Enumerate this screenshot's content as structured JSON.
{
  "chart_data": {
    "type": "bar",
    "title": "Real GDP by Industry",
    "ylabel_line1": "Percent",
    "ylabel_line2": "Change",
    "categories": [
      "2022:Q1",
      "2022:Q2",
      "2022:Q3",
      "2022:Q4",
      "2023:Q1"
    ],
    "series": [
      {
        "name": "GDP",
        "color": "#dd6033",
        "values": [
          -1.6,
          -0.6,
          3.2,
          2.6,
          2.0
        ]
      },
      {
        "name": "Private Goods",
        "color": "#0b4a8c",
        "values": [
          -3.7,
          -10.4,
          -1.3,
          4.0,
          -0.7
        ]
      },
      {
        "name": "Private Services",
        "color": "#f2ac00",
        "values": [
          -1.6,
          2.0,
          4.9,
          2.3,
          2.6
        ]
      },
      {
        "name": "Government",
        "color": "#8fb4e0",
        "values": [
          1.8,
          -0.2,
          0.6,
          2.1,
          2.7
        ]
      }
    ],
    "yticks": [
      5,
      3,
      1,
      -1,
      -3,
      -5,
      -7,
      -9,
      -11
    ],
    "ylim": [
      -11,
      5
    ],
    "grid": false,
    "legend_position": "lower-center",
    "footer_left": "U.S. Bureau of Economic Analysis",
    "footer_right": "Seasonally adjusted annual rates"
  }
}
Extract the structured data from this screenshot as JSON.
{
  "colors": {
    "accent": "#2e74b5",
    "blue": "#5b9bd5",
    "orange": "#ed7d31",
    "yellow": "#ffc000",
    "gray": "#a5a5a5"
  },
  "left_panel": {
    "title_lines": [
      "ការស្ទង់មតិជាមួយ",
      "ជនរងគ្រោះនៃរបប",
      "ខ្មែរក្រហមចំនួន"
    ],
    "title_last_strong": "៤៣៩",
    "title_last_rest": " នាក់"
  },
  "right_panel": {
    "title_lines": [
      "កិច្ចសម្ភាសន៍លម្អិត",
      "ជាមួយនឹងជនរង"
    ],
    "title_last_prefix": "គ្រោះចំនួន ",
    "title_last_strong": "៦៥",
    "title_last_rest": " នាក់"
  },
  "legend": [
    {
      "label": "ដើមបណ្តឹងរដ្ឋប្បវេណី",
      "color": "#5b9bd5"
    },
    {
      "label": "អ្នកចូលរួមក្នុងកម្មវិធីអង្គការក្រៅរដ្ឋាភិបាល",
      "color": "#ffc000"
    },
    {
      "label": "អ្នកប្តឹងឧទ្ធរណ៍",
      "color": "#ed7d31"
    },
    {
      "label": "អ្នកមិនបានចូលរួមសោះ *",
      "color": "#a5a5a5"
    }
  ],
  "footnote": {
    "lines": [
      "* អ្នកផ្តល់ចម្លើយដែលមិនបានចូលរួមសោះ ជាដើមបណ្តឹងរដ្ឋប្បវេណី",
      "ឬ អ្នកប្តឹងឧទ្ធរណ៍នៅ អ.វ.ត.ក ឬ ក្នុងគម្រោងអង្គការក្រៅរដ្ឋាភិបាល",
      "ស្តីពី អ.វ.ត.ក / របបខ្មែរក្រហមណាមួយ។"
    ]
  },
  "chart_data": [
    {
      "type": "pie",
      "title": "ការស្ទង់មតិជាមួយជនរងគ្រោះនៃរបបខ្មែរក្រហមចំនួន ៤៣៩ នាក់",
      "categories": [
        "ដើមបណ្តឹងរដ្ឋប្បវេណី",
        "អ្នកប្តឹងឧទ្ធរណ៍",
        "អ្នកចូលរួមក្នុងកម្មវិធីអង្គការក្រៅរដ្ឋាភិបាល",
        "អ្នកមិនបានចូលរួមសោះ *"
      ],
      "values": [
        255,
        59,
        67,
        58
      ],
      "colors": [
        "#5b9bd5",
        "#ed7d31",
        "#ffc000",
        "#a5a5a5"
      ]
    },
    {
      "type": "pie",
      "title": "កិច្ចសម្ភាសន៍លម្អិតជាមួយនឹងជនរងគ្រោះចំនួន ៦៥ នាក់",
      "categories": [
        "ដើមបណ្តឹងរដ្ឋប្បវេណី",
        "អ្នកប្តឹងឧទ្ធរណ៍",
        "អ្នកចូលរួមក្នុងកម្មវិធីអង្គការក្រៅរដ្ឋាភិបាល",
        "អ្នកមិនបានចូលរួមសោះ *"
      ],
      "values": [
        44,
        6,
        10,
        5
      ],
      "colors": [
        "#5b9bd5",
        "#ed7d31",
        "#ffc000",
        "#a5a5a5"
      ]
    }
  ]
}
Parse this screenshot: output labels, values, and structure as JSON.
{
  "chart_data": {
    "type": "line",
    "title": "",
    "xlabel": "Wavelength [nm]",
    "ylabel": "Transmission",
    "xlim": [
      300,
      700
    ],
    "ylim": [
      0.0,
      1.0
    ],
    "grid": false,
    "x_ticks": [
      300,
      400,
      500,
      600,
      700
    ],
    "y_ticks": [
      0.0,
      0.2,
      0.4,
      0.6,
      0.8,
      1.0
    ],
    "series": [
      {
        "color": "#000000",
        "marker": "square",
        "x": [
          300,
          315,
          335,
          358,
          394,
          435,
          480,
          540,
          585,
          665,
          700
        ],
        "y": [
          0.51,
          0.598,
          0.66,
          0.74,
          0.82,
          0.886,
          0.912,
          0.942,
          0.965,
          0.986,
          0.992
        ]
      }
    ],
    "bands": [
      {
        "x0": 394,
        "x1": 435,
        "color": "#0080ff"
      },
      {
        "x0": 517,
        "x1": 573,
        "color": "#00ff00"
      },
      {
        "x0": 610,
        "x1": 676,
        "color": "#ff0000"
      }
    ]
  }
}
━━━━
Exercise details.
Reproduce the material above, every line of it, exactly.

Problem solution.
Enumerate this screenshot's content as structured JSON.
{
  "chart_data": {
    "type": "bar",
    "title": "Real GDP by Industry",
    "ylabel_line1": "Percent",
    "ylabel_line2": "Change",
    "categories": [
      "2022:Q1",
      "2022:Q2",
      "2022:Q3",
      "2022:Q4",
      "2023:Q1"
    ],
    "series": [
      {
        "name": "GDP",
        "color": "#dd6033",
        "values": [
          -1.6,
          -0.6,
          3.2,
          2.6,
          2.0
        ]
      },
      {
        "name": "Private Goods",
        "color": "#0b4a8c",
        "values": [
          -3.7,
          -10.4,
          -1.3,
          4.0,
          -0.7
        ]
      },
      {
        "name": "Private Services",
        "color": "#f2ac00",
        "values": [
          -1.6,
          2.0,
          4.9,
          2.3,
          2.6
        ]
      },
      {
        "name": "Government",
        "color": "#8fb4e0",
        "values": [
          1.8,
          -0.2,
          0.6,
          2.1,
          2.7
        ]
      }
    ],
    "yticks": [
      5,
      3,
      1,
      -1,
      -3,
      -5,
      -7,
      -9,
      -11
    ],
    "ylim": [
      -11,
      5
    ],
    "grid": false,
    "legend_position": "lower-center",
    "footer_left": "U.S. Bureau of Economic Analysis",
    "footer_right": "Seasonally adjusted annual rates"
  }
}
Extract the structured data from this screenshot as JSON.
{
  "colors": {
    "accent": "#2e74b5",
    "blue": "#5b9bd5",
    "orange": "#ed7d31",
    "yellow": "#ffc000",
    "gray": "#a5a5a5"
  },
  "left_panel": {
    "title_lines": [
      "ការស្ទង់មតិជាមួយ",
      "ជនរងគ្រោះនៃរបប",
      "ខ្មែរក្រហមចំនួន"
    ],
    "title_last_strong": "៤៣៩",
    "title_last_rest": " នាក់"
  },
  "right_panel": {
    "title_lines": [
      "កិច្ចសម្ភាសន៍លម្អិត",
      "ជាមួយនឹងជនរង"
    ],
    "title_last_prefix": "គ្រោះចំនួន ",
    "title_last_strong": "៦៥",
    "title_last_rest": " នាក់"
  },
  "legend": [
    {
      "label": "ដើមបណ្តឹងរដ្ឋប្បវេណី",
      "color": "#5b9bd5"
    },
    {
      "label": "អ្នកចូលរួមក្នុងកម្មវិធីអង្គការក្រៅរដ្ឋាភិបាល",
      "color": "#ffc000"
    },
    {
      "label": "អ្នកប្តឹងឧទ្ធរណ៍",
      "color": "#ed7d31"
    },
    {
      "label": "អ្នកមិនបានចូលរួមសោះ *",
      "color": "#a5a5a5"
    }
  ],
  "footnote": {
    "lines": [
      "* អ្នកផ្តល់ចម្លើយដែលមិនបានចូលរួមសោះ ជាដើមបណ្តឹងរដ្ឋប្បវេណី",
      "ឬ អ្នកប្តឹងឧទ្ធរណ៍នៅ អ.វ.ត.ក ឬ ក្នុងគម្រោងអង្គការក្រៅរដ្ឋាភិបាល",
      "ស្តីពី អ.វ.ត.ក / របបខ្មែរក្រហមណាមួយ។"
    ]
  },
  "chart_data": [
    {
      "type": "pie",
      "title": "ការស្ទង់មតិជាមួយជនរងគ្រោះនៃរបបខ្មែរក្រហមចំនួន ៤៣៩ នាក់",
      "categories": [
        "ដើមបណ្តឹងរដ្ឋប្បវេណី",
        "អ្នកប្តឹងឧទ្ធរណ៍",
        "អ្នកចូលរួមក្នុងកម្មវិធីអង្គការក្រៅរដ្ឋាភិបាល",
        "អ្នកមិនបានចូលរួមសោះ *"
      ],
      "values": [
        255,
        59,
        67,
        58
      ],
      "colors": [
        "#5b9bd5",
        "#ed7d31",
        "#ffc000",
        "#a5a5a5"
      ]
    },
    {
      "type": "pie",
      "title": "កិច្ចសម្ភាសន៍លម្អិតជាមួយនឹងជនរងគ្រោះចំនួន ៦៥ នាក់",
      "categories": [
        "ដើមបណ្តឹងរដ្ឋប្បវេណី",
        "អ្នកប្តឹងឧទ្ធរណ៍",
        "អ្នកចូលរួមក្នុងកម្មវិធីអង្គការក្រៅរដ្ឋាភិបាល",
        "អ្នកមិនបានចូលរួមសោះ *"
      ],
      "values": [
        44,
        6,
        10,
        5
      ],
      "colors": [
        "#5b9bd5",
        "#ed7d31",
        "#ffc000",
        "#a5a5a5"
      ]
    }
  ]
}
Parse this screenshot: output labels, values, and structure as JSON.
{
  "chart_data": {
    "type": "line",
    "title": "",
    "xlabel": "Wavelength [nm]",
    "ylabel": "Transmission",
    "xlim": [
      300,
      700
    ],
    "ylim": [
      0.0,
      1.0
    ],
    "grid": false,
    "x_ticks": [
      300,
      400,
      500,
      600,
      700
    ],
    "y_ticks": [
      0.0,
      0.2,
      0.4,
      0.6,
      0.8,
      1.0
    ],
    "series": [
      {
        "color": "#000000",
        "marker": "square",
        "x": [
          300,
          315,
          335,
          358,
          394,
          435,
          480,
          540,
          585,
          665,
          700
        ],
        "y": [
          0.51,
          0.598,
          0.66,
          0.74,
          0.82,
          0.886,
          0.912,
          0.942,
          0.965,
          0.986,
          0.992
        ]
      }
    ],
    "bands": [
      {
        "x0": 394,
        "x1": 435,
        "color": "#0080ff"
      },
      {
        "x0": 517,
        "x1": 573,
        "color": "#00ff00"
      },
      {
        "x0": 610,
        "x1": 676,
        "color": "#ff0000"
      }
    ]
  }
}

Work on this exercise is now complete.